__What you need to do__: Would you return the complete listing below word for word?

__Entries provided__:
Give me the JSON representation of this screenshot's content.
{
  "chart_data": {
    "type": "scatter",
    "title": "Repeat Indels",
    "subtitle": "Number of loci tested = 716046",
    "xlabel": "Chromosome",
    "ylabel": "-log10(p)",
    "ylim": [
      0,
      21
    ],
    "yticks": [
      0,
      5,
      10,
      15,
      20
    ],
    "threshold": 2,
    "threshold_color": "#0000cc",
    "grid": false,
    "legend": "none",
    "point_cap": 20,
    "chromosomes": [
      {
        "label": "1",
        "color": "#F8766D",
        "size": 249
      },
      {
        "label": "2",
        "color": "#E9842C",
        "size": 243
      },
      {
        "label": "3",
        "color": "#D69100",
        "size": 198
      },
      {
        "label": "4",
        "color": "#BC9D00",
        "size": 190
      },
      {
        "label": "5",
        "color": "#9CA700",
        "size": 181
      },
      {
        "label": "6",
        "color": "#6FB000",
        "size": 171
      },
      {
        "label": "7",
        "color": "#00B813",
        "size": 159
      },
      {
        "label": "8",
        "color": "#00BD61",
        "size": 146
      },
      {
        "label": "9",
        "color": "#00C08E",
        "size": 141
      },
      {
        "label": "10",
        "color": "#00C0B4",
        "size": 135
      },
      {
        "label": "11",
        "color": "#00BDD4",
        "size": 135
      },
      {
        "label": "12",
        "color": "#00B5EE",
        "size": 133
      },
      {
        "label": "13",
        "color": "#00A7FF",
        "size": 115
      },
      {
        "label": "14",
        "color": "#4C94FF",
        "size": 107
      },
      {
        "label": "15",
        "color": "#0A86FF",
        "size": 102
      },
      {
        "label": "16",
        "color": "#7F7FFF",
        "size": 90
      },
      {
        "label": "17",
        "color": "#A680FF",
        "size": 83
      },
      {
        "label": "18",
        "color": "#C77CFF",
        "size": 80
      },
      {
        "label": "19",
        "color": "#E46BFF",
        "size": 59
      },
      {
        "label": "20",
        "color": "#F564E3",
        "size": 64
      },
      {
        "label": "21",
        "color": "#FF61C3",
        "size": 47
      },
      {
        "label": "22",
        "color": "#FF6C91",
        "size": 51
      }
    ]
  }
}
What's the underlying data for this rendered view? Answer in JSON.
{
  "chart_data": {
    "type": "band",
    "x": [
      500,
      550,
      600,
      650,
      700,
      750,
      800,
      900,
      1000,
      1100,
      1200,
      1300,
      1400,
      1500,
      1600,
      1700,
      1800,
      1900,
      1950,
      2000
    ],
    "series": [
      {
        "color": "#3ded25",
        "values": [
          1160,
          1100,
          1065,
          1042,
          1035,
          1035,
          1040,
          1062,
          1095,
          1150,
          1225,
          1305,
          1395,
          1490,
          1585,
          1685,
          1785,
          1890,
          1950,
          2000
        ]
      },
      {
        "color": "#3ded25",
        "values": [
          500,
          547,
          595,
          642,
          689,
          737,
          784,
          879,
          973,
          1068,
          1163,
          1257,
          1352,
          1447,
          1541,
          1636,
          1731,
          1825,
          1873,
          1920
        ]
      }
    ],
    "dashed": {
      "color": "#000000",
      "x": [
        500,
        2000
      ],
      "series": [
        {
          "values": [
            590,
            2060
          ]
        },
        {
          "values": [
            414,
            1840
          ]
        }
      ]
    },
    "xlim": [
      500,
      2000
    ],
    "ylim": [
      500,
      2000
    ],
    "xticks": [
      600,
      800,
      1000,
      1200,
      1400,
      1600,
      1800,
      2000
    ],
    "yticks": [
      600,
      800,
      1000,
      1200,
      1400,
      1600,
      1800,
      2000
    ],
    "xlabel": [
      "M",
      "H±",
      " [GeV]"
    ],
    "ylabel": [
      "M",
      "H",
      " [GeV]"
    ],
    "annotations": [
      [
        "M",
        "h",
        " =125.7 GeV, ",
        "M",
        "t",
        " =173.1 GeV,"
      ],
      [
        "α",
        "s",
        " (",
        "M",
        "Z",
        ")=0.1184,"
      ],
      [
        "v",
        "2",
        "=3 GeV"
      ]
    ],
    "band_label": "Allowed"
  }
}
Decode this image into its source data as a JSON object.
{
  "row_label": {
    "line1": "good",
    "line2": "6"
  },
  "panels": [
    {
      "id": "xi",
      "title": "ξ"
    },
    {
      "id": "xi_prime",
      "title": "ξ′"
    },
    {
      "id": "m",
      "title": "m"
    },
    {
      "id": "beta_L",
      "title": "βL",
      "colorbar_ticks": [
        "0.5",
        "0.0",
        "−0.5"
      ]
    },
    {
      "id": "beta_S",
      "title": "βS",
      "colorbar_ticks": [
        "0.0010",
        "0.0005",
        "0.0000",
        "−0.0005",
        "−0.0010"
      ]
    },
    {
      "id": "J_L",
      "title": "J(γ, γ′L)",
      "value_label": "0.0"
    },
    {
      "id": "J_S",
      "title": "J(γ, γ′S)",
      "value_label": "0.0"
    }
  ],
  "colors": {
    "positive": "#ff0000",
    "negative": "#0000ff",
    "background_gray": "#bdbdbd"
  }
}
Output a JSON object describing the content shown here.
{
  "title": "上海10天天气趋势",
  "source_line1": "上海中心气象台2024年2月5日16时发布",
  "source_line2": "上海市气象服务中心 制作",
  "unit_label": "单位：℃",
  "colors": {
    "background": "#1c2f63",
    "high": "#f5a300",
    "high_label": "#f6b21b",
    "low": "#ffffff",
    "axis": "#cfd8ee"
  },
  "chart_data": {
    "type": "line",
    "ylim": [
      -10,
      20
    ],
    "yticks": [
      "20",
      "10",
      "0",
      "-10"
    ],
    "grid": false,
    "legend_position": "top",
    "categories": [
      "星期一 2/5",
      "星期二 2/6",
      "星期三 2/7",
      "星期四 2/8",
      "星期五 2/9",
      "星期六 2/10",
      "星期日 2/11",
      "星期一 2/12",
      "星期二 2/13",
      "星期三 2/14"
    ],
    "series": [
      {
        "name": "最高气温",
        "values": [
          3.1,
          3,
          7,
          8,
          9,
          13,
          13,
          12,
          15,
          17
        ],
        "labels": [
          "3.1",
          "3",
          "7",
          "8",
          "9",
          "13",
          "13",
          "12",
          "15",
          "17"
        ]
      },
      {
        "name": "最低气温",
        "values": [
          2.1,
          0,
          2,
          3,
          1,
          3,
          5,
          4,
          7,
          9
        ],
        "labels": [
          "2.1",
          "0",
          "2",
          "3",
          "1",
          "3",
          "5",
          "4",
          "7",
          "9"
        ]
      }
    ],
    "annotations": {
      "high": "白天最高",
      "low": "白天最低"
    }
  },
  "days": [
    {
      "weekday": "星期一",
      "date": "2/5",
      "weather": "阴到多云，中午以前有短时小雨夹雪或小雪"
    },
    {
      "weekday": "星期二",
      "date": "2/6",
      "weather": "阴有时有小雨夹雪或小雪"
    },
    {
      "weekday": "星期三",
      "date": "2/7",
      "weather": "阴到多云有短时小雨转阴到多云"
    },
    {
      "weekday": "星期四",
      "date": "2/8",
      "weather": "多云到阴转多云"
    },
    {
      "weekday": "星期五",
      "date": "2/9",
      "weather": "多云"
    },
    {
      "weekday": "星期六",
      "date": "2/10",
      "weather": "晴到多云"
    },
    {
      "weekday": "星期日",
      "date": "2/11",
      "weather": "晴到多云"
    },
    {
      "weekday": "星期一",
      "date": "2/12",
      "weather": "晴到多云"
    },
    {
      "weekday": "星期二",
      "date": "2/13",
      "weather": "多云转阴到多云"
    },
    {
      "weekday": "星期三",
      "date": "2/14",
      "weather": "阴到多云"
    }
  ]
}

__Solution__:
Give me the JSON representation of this screenshot's content.
{
  "chart_data": {
    "type": "scatter",
    "title": "Repeat Indels",
    "subtitle": "Number of loci tested = 716046",
    "xlabel": "Chromosome",
    "ylabel": "-log10(p)",
    "ylim": [
      0,
      21
    ],
    "yticks": [
      0,
      5,
      10,
      15,
      20
    ],
    "threshold": 2,
    "threshold_color": "#0000cc",
    "grid": false,
    "legend": "none",
    "point_cap": 20,
    "chromosomes": [
      {
        "label": "1",
        "color": "#F8766D",
        "size": 249
      },
      {
        "label": "2",
        "color": "#E9842C",
        "size": 243
      },
      {
        "label": "3",
        "color": "#D69100",
        "size": 198
      },
      {
        "label": "4",
        "color": "#BC9D00",
        "size": 190
      },
      {
        "label": "5",
        "color": "#9CA700",
        "size": 181
      },
      {
        "label": "6",
        "color": "#6FB000",
        "size": 171
      },
      {
        "label": "7",
        "color": "#00B813",
        "size": 159
      },
      {
        "label": "8",
        "color": "#00BD61",
        "size": 146
      },
      {
        "label": "9",
        "color": "#00C08E",
        "size": 141
      },
      {
        "label": "10",
        "color": "#00C0B4",
        "size": 135
      },
      {
        "label": "11",
        "color": "#00BDD4",
        "size": 135
      },
      {
        "label": "12",
        "color": "#00B5EE",
        "size": 133
      },
      {
        "label": "13",
        "color": "#00A7FF",
        "size": 115
      },
      {
        "label": "14",
        "color": "#4C94FF",
        "size": 107
      },
      {
        "label": "15",
        "color": "#0A86FF",
        "size": 102
      },
      {
        "label": "16",
        "color": "#7F7FFF",
        "size": 90
      },
      {
        "label": "17",
        "color": "#A680FF",
        "size": 83
      },
      {
        "label": "18",
        "color": "#C77CFF",
        "size": 80
      },
      {
        "label": "19",
        "color": "#E46BFF",
        "size": 59
      },
      {
        "label": "20",
        "color": "#F564E3",
        "size": 64
      },
      {
        "label": "21",
        "color": "#FF61C3",
        "size": 47
      },
      {
        "label": "22",
        "color": "#FF6C91",
        "size": 51
      }
    ]
  }
}
What's the underlying data for this rendered view? Answer in JSON.
{
  "chart_data": {
    "type": "band",
    "x": [
      500,
      550,
      600,
      650,
      700,
      750,
      800,
      900,
      1000,
      1100,
      1200,
      1300,
      1400,
      1500,
      1600,
      1700,
      1800,
      1900,
      1950,
      2000
    ],
    "series": [
      {
        "color": "#3ded25",
        "values": [
          1160,
          1100,
          1065,
          1042,
          1035,
          1035,
          1040,
          1062,
          1095,
          1150,
          1225,
          1305,
          1395,
          1490,
          1585,
          1685,
          1785,
          1890,
          1950,
          2000
        ]
      },
      {
        "color": "#3ded25",
        "values": [
          500,
          547,
          595,
          642,
          689,
          737,
          784,
          879,
          973,
          1068,
          1163,
          1257,
          1352,
          1447,
          1541,
          1636,
          1731,
          1825,
          1873,
          1920
        ]
      }
    ],
    "dashed": {
      "color": "#000000",
      "x": [
        500,
        2000
      ],
      "series": [
        {
          "values": [
            590,
            2060
          ]
        },
        {
          "values": [
            414,
            1840
          ]
        }
      ]
    },
    "xlim": [
      500,
      2000
    ],
    "ylim": [
      500,
      2000
    ],
    "xticks": [
      600,
      800,
      1000,
      1200,
      1400,
      1600,
      1800,
      2000
    ],
    "yticks": [
      600,
      800,
      1000,
      1200,
      1400,
      1600,
      1800,
      2000
    ],
    "xlabel": [
      "M",
      "H±",
      " [GeV]"
    ],
    "ylabel": [
      "M",
      "H",
      " [GeV]"
    ],
    "annotations": [
      [
        "M",
        "h",
        " =125.7 GeV, ",
        "M",
        "t",
        " =173.1 GeV,"
      ],
      [
        "α",
        "s",
        " (",
        "M",
        "Z",
        ")=0.1184,"
      ],
      [
        "v",
        "2",
        "=3 GeV"
      ]
    ],
    "band_label": "Allowed"
  }
}
Decode this image into its source data as a JSON object.
{
  "row_label": {
    "line1": "good",
    "line2": "6"
  },
  "panels": [
    {
      "id": "xi",
      "title": "ξ"
    },
    {
      "id": "xi_prime",
      "title": "ξ′"
    },
    {
      "id": "m",
      "title": "m"
    },
    {
      "id": "beta_L",
      "title": "βL",
      "colorbar_ticks": [
        "0.5",
        "0.0",
        "−0.5"
      ]
    },
    {
      "id": "beta_S",
      "title": "βS",
      "colorbar_ticks": [
        "0.0010",
        "0.0005",
        "0.0000",
        "−0.0005",
        "−0.0010"
      ]
    },
    {
      "id": "J_L",
      "title": "J(γ, γ′L)",
      "value_label": "0.0"
    },
    {
      "id": "J_S",
      "title": "J(γ, γ′S)",
      "value_label": "0.0"
    }
  ],
  "colors": {
    "positive": "#ff0000",
    "negative": "#0000ff",
    "background_gray": "#bdbdbd"
  }
}
Output a JSON object describing the content shown here.
{
  "title": "上海10天天气趋势",
  "source_line1": "上海中心气象台2024年2月5日16时发布",
  "source_line2": "上海市气象服务中心 制作",
  "unit_label": "单位：℃",
  "colors": {
    "background": "#1c2f63",
    "high": "#f5a300",
    "high_label": "#f6b21b",
    "low": "#ffffff",
    "axis": "#cfd8ee"
  },
  "chart_data": {
    "type": "line",
    "ylim": [
      -10,
      20
    ],
    "yticks": [
      "20",
      "10",
      "0",
      "-10"
    ],
    "grid": false,
    "legend_position": "top",
    "categories": [
      "星期一 2/5",
      "星期二 2/6",
      "星期三 2/7",
      "星期四 2/8",
      "星期五 2/9",
      "星期六 2/10",
      "星期日 2/11",
      "星期一 2/12",
      "星期二 2/13",
      "星期三 2/14"
    ],
    "series": [
      {
        "name": "最高气温",
        "values": [
          3.1,
          3,
          7,
          8,
          9,
          13,
          13,
          12,
          15,
          17
        ],
        "labels": [
          "3.1",
          "3",
          "7",
          "8",
          "9",
          "13",
          "13",
          "12",
          "15",
          "17"
        ]
      },
      {
        "name": "最低气温",
        "values": [
          2.1,
          0,
          2,
          3,
          1,
          3,
          5,
          4,
          7,
          9
        ],
        "labels": [
          "2.1",
          "0",
          "2",
          "3",
          "1",
          "3",
          "5",
          "4",
          "7",
          "9"
        ]
      }
    ],
    "annotations": {
      "high": "白天最高",
      "low": "白天最低"
    }
  },
  "days": [
    {
      "weekday": "星期一",
      "date": "2/5",
      "weather": "阴到多云，中午以前有短时小雨夹雪或小雪"
    },
    {
      "weekday": "星期二",
      "date": "2/6",
      "weather": "阴有时有小雨夹雪或小雪"
    },
    {
      "weekday": "星期三",
      "date": "2/7",
      "weather": "阴到多云有短时小雨转阴到多云"
    },
    {
      "weekday": "星期四",
      "date": "2/8",
      "weather": "多云到阴转多云"
    },
    {
      "weekday": "星期五",
      "date": "2/9",
      "weather": "多云"
    },
    {
      "weekday": "星期六",
      "date": "2/10",
      "weather": "晴到多云"
    },
    {
      "weekday": "星期日",
      "date": "2/11",
      "weather": "晴到多云"
    },
    {
      "weekday": "星期一",
      "date": "2/12",
      "weather": "晴到多云"
    },
    {
      "weekday": "星期二",
      "date": "2/13",
      "weather": "多云转阴到多云"
    },
    {
      "weekday": "星期三",
      "date": "2/14",
      "weather": "阴到多云"
    }
  ]
}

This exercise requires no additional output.